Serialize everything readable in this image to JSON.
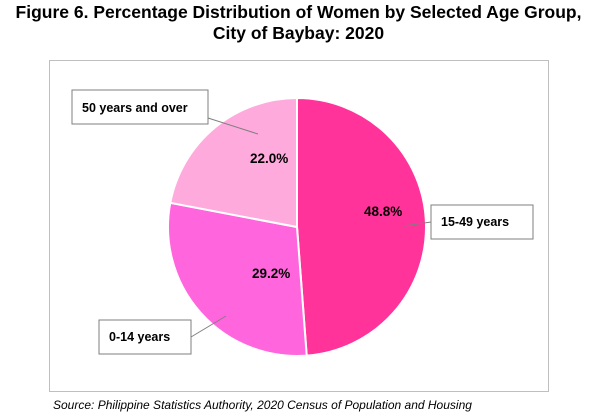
{
  "title_line1": "Figure 6. Percentage Distribution of Women by Selected Age Group,",
  "title_line2": "City of Baybay: 2020",
  "source": "Source: Philippine Statistics Authority, 2020 Census of Population and Housing",
  "chart_data": {
    "type": "pie",
    "title": "Figure 6. Percentage Distribution of Women by Selected Age Group, City of Baybay: 2020",
    "categories": [
      "15-49 years",
      "0-14 years",
      "50 years and over"
    ],
    "values": [
      48.8,
      29.2,
      22.0
    ],
    "data_labels": [
      "48.8%",
      "29.2%",
      "22.0%"
    ],
    "colors": [
      "#ff3399",
      "#ff66dd",
      "#ffaadd"
    ],
    "legend": "none (callout labels)"
  }
}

- [What you need to do]: Copy out each line exactly, without the pictures.

- [Solution to the problem]:
Serialize everything readable in this image to JSON.
{
  "title_line1": "Figure 6. Percentage Distribution of Women by Selected Age Group,",
  "title_line2": "City of Baybay: 2020",
  "source": "Source: Philippine Statistics Authority, 2020 Census of Population and Housing",
  "chart_data": {
    "type": "pie",
    "title": "Figure 6. Percentage Distribution of Women by Selected Age Group, City of Baybay: 2020",
    "categories": [
      "15-49 years",
      "0-14 years",
      "50 years and over"
    ],
    "values": [
      48.8,
      29.2,
      22.0
    ],
    "data_labels": [
      "48.8%",
      "29.2%",
      "22.0%"
    ],
    "colors": [
      "#ff3399",
      "#ff66dd",
      "#ffaadd"
    ],
    "legend": "none (callout labels)"
  }
}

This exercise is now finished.